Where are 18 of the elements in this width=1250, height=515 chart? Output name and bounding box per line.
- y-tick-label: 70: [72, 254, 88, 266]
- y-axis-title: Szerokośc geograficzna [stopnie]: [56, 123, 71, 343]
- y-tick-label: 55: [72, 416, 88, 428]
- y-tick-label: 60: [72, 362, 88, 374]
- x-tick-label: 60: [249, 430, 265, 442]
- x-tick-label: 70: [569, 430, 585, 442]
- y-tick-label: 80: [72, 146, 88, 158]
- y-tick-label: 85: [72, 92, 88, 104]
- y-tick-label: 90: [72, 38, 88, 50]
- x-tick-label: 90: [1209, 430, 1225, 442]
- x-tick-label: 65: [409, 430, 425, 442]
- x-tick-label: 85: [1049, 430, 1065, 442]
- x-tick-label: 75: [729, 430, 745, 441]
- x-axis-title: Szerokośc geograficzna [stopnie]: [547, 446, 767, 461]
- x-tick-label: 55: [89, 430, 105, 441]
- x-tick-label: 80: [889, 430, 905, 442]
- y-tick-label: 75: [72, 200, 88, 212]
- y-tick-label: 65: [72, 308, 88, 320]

------------------------------------------------------------------------

Task – Set out the entries as a numbered list, starting at the first line and ending at the line that contains "- x-tick-label: 70: [569, 430, 585, 442]", both included. Leave out any blank lines.

Response –
1. Where are 18 of the elements in this width=1250, height=515 chart? Output name and bounding box per line.
2. - y-tick-label: 70: [72, 254, 88, 266]
3. - y-axis-title: Szerokośc geograficzna [stopnie]: [56, 123, 71, 343]
4. - y-tick-label: 55: [72, 416, 88, 428]
5. - y-tick-label: 60: [72, 362, 88, 374]
6. - x-tick-label: 60: [249, 430, 265, 442]
7. - x-tick-label: 70: [569, 430, 585, 442]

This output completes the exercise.